Task to complete →
Without the pictures, return each record as it appears.

Data section →

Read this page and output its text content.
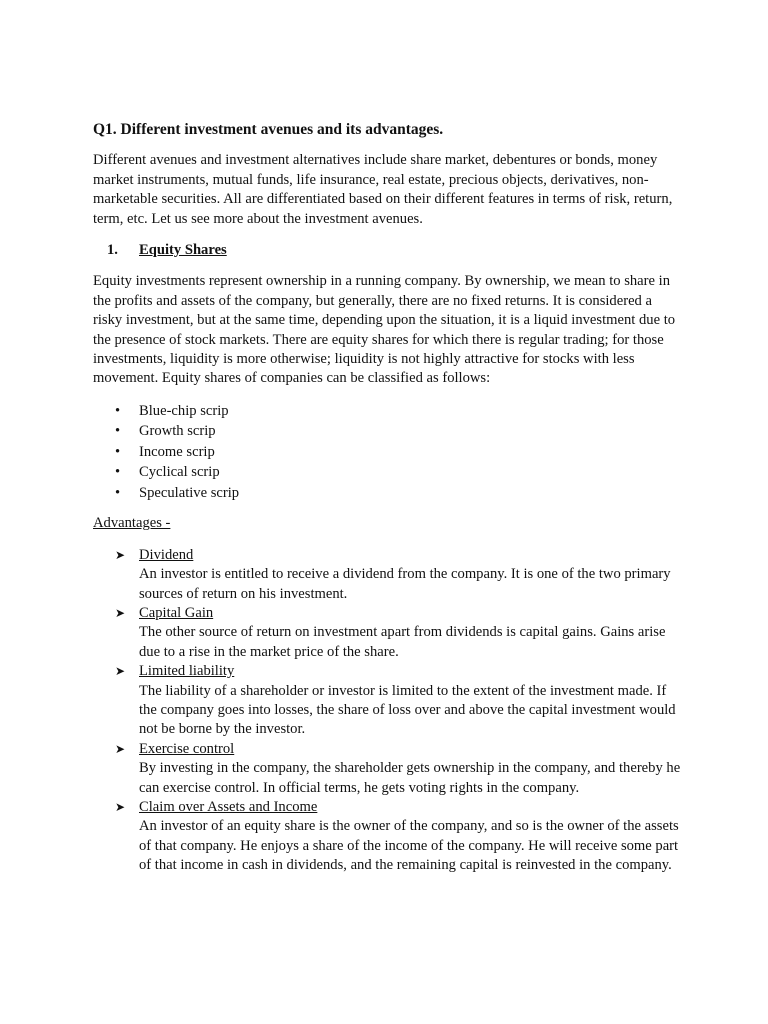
Q1. Different investment avenues and its advantages.

Different avenues and investment alternatives include share market, debentures or bonds, money market instruments, mutual funds, life insurance, real estate, precious objects, derivatives, non-marketable securities. All are differentiated based on their different features in terms of risk, return, term, etc. Let us see more about the investment avenues.

1.	Equity Shares

Equity investments represent ownership in a running company. By ownership, we mean to share in the profits and assets of the company, but generally, there are no fixed returns. It is considered a risky investment, but at the same time, depending upon the situation, it is a liquid investment due to the presence of stock markets. There are equity shares for which there is regular trading; for those investments, liquidity is more otherwise; liquidity is not highly attractive for stocks with less movement. Equity shares of companies can be classified as follows:

•	Blue-chip scrip
•	Growth scrip
•	Income scrip
•	Cyclical scrip
•	Speculative scrip
Advantages -
➤ Dividend

An investor is entitled to receive a dividend from the company. It is one of the two primary sources of return on his investment.

➤ Capital Gain

The other source of return on investment apart from dividends is capital gains. Gains arise due to a rise in the market price of the share.

➤ Limited liability

The liability of a shareholder or investor is limited to the extent of the investment made. If the company goes into losses, the share of loss over and above the capital investment would not be borne by the investor.

➤ Exercise control

By investing in the company, the shareholder gets ownership in the company, and thereby he can exercise control. In official terms, he gets voting rights in the company.

➤ Claim over Assets and Income

An investor of an equity share is the owner of the company, and so is the owner of the assets of that company. He enjoys a share of the income of the company. He will receive some part of that income in cash in dividends, and the remaining capital is reinvested in the company.
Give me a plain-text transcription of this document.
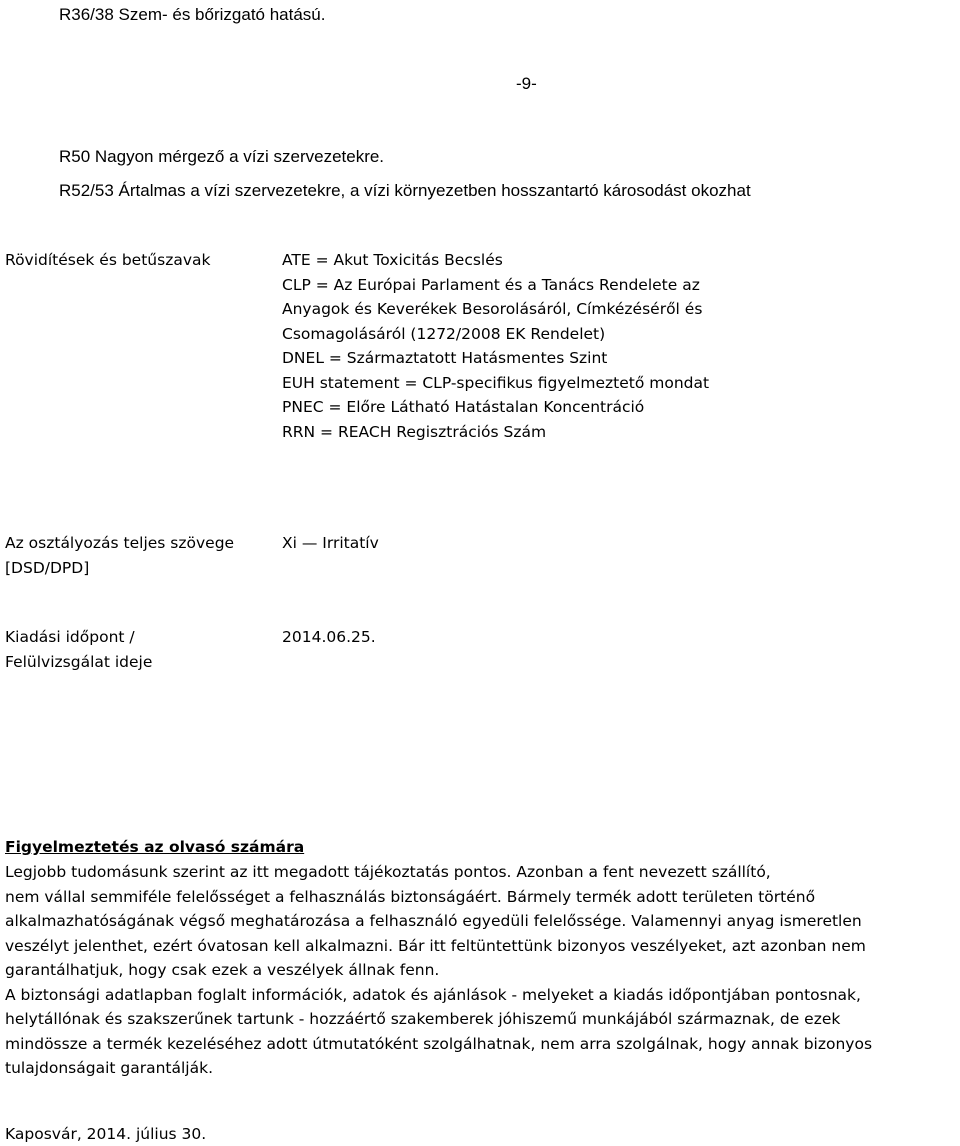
R36/38 Szem- és bőrizgató hatású.
-9-
R50 Nagyon mérgező a vízi szervezetekre.
R52/53 Ártalmas a vízi szervezetekre, a vízi környezetben hosszantartó károsodást okozhat
Rövidítések és betűszavak	ATE = Akut Toxicitás Becslés
CLP = Az Európai Parlament és a Tanács Rendelete az
Anyagok és Keverékek Besorolásáról, Címkézéséről és
Csomagolásáról (1272/2008 EK Rendelet)
DNEL = Származtatott Hatásmentes Szint
EUH statement = CLP-specifikus figyelmeztető mondat
PNEC = Előre Látható Hatástalan Koncentráció
RRN = REACH Regisztrációs Szám
Az osztályozás teljes szövege
[DSD/DPD]
Xi — Irritatív
Kiadási időpont /
Felülvizsgálat ideje
2014.06.25.
Figyelmeztetés az olvasó számára
Legjobb tudomásunk szerint az itt megadott tájékoztatás pontos. Azonban a fent nevezett szállító,
nem vállal semmiféle felelősséget a felhasználás biztonságáért. Bármely termék adott területen történő
alkalmazhatóságának végső meghatározása a felhasználó egyedüli felelőssége. Valamennyi anyag ismeretlen
veszélyt jelenthet, ezért óvatosan kell alkalmazni. Bár itt feltüntettünk bizonyos veszélyeket, azt azonban nem
garantálhatjuk, hogy csak ezek a veszélyek állnak fenn.
A biztonsági adatlapban foglalt információk, adatok és ajánlások - melyeket a kiadás időpontjában pontosnak,
helytállónak és szakszerűnek tartunk - hozzáértő szakemberek jóhiszemű munkájából származnak, de ezek
mindössze a termék kezeléséhez adott útmutatóként szolgálhatnak, nem arra szolgálnak, hogy annak bizonyos
tulajdonságait garantálják.
Kaposvár, 2014. július 30.
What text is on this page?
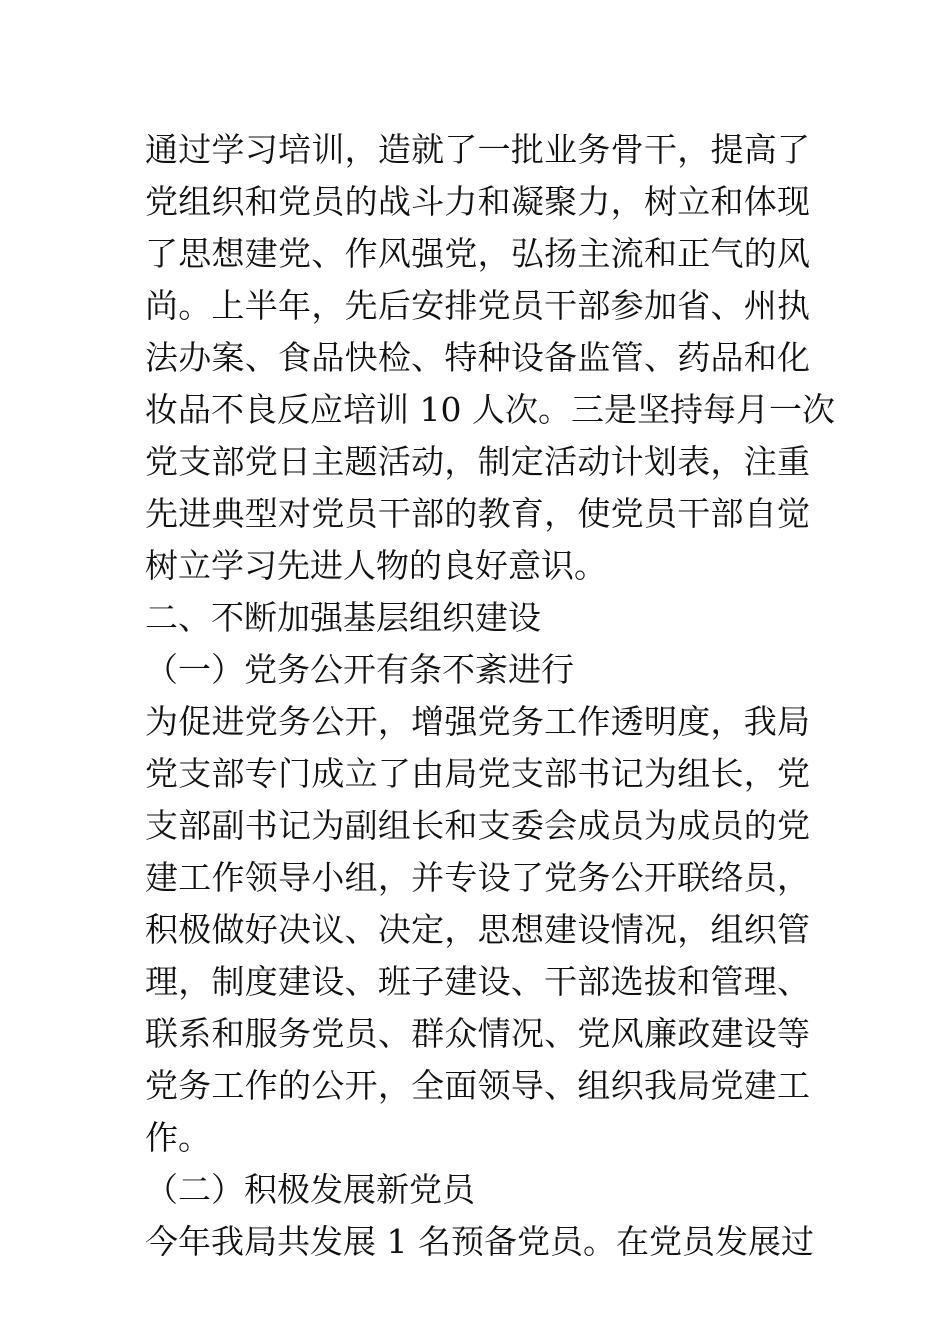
通过学习培训，造就了一批业务骨干，提高了
党组织和党员的战斗力和凝聚力，树立和体现
了思想建党、作风强党，弘扬主流和正气的风
尚。上半年，先后安排党员干部参加省、州执
法办案、食品快检、特种设备监管、药品和化
妆品不良反应培训 10 人次。三是坚持每月一次
党支部党日主题活动，制定活动计划表，注重
先进典型对党员干部的教育，使党员干部自觉
树立学习先进人物的良好意识。
二、不断加强基层组织建设
（一）党务公开有条不紊进行
为促进党务公开，增强党务工作透明度，我局
党支部专门成立了由局党支部书记为组长，党
支部副书记为副组长和支委会成员为成员的党
建工作领导小组，并专设了党务公开联络员，
积极做好决议、决定，思想建设情况，组织管
理，制度建设、班子建设、干部选拔和管理、
联系和服务党员、群众情况、党风廉政建设等
党务工作的公开，全面领导、组织我局党建工
作。
（二）积极发展新党员
今年我局共发展 1 名预备党员。在党员发展过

Problem solution →
Read this page and output its text content.
Q1. Different investment avenues and its advantages.

Different avenues and investment alternatives include share market, debentures or bonds, money market instruments, mutual funds, life insurance, real estate, precious objects, derivatives, non-marketable securities. All are differentiated based on their different features in terms of risk, return, term, etc. Let us see more about the investment avenues.

1.	Equity Shares

Equity investments represent ownership in a running company. By ownership, we mean to share in the profits and assets of the company, but generally, there are no fixed returns. It is considered a risky investment, but at the same time, depending upon the situation, it is a liquid investment due to the presence of stock markets. There are equity shares for which there is regular trading; for those investments, liquidity is more otherwise; liquidity is not highly attractive for stocks with less movement. Equity shares of companies can be classified as follows:

•	Blue-chip scrip
•	Growth scrip
•	Income scrip
•	Cyclical scrip
•	Speculative scrip
Advantages -
➤ Dividend

An investor is entitled to receive a dividend from the company. It is one of the two primary sources of return on his investment.

➤ Capital Gain

The other source of return on investment apart from dividends is capital gains. Gains arise due to a rise in the market price of the share.

➤ Limited liability

The liability of a shareholder or investor is limited to the extent of the investment made. If the company goes into losses, the share of loss over and above the capital investment would not be borne by the investor.

➤ Exercise control

By investing in the company, the shareholder gets ownership in the company, and thereby he can exercise control. In official terms, he gets voting rights in the company.

➤ Claim over Assets and Income

An investor of an equity share is the owner of the company, and so is the owner of the assets of that company. He enjoys a share of the income of the company. He will receive some part of that income in cash in dividends, and the remaining capital is reinvested in the company.
Give me a plain-text transcription of this document.
R36/38 Szem- és bőrizgató hatású.
-9-
R50 Nagyon mérgező a vízi szervezetekre.
R52/53 Ártalmas a vízi szervezetekre, a vízi környezetben hosszantartó károsodást okozhat
Rövidítések és betűszavak	ATE = Akut Toxicitás Becslés
CLP = Az Európai Parlament és a Tanács Rendelete az
Anyagok és Keverékek Besorolásáról, Címkézéséről és
Csomagolásáról (1272/2008 EK Rendelet)
DNEL = Származtatott Hatásmentes Szint
EUH statement = CLP-specifikus figyelmeztető mondat
PNEC = Előre Látható Hatástalan Koncentráció
RRN = REACH Regisztrációs Szám
Az osztályozás teljes szövege
[DSD/DPD]
Xi — Irritatív
Kiadási időpont /
Felülvizsgálat ideje
2014.06.25.
Figyelmeztetés az olvasó számára
Legjobb tudomásunk szerint az itt megadott tájékoztatás pontos. Azonban a fent nevezett szállító,
nem vállal semmiféle felelősséget a felhasználás biztonságáért. Bármely termék adott területen történő
alkalmazhatóságának végső meghatározása a felhasználó egyedüli felelőssége. Valamennyi anyag ismeretlen
veszélyt jelenthet, ezért óvatosan kell alkalmazni. Bár itt feltüntettünk bizonyos veszélyeket, azt azonban nem
garantálhatjuk, hogy csak ezek a veszélyek állnak fenn.
A biztonsági adatlapban foglalt információk, adatok és ajánlások - melyeket a kiadás időpontjában pontosnak,
helytállónak és szakszerűnek tartunk - hozzáértő szakemberek jóhiszemű munkájából származnak, de ezek
mindössze a termék kezeléséhez adott útmutatóként szolgálhatnak, nem arra szolgálnak, hogy annak bizonyos
tulajdonságait garantálják.
Kaposvár, 2014. július 30.
What text is on this page?
通过学习培训，造就了一批业务骨干，提高了
党组织和党员的战斗力和凝聚力，树立和体现
了思想建党、作风强党，弘扬主流和正气的风
尚。上半年，先后安排党员干部参加省、州执
法办案、食品快检、特种设备监管、药品和化
妆品不良反应培训 10 人次。三是坚持每月一次
党支部党日主题活动，制定活动计划表，注重
先进典型对党员干部的教育，使党员干部自觉
树立学习先进人物的良好意识。
二、不断加强基层组织建设
（一）党务公开有条不紊进行
为促进党务公开，增强党务工作透明度，我局
党支部专门成立了由局党支部书记为组长，党
支部副书记为副组长和支委会成员为成员的党
建工作领导小组，并专设了党务公开联络员，
积极做好决议、决定，思想建设情况，组织管
理，制度建设、班子建设、干部选拔和管理、
联系和服务党员、群众情况、党风廉政建设等
党务工作的公开，全面领导、组织我局党建工
作。
（二）积极发展新党员
今年我局共发展 1 名预备党员。在党员发展过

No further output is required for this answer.